*WHAT TO PRODUCE*. In the entries below, find every line with "Check" and copy it.

*SUPPLIED ENTRIES*.

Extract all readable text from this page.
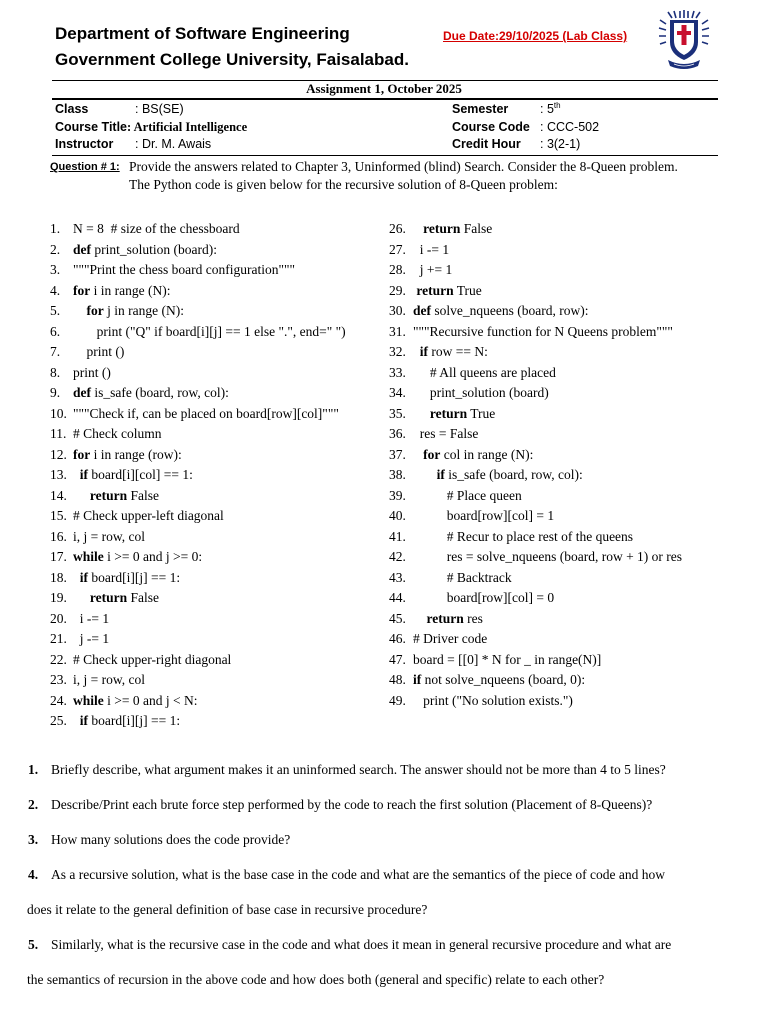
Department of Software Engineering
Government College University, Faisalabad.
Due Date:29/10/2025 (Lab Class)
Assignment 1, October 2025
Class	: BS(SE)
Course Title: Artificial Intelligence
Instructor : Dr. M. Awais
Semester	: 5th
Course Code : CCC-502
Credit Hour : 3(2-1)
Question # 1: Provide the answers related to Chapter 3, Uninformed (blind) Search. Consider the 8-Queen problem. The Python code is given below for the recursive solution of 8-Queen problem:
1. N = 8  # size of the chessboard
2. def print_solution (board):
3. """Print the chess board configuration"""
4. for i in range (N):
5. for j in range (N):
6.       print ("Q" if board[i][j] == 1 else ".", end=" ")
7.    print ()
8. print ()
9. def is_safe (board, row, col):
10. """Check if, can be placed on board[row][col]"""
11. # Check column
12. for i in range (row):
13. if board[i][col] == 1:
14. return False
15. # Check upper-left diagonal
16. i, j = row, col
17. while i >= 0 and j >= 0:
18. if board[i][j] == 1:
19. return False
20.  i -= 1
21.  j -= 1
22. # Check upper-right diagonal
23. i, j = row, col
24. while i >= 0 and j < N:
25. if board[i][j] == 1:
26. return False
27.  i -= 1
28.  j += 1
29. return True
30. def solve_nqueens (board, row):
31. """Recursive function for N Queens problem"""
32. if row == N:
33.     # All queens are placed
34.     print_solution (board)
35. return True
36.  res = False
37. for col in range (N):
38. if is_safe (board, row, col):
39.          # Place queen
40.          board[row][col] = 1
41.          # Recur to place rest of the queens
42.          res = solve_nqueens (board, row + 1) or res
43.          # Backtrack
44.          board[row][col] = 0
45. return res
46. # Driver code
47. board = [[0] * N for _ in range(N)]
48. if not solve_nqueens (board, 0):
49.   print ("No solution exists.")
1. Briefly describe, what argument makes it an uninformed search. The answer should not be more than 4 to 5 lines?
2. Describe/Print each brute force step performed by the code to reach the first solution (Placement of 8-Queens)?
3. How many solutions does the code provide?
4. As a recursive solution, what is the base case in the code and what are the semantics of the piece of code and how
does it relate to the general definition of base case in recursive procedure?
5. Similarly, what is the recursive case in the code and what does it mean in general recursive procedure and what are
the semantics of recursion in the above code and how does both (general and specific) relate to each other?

*REPLY*.
10. """Check if, can be placed on board[row][col]"""
11. # Check column
15. # Check upper-left diagonal
22. # Check upper-right diagonal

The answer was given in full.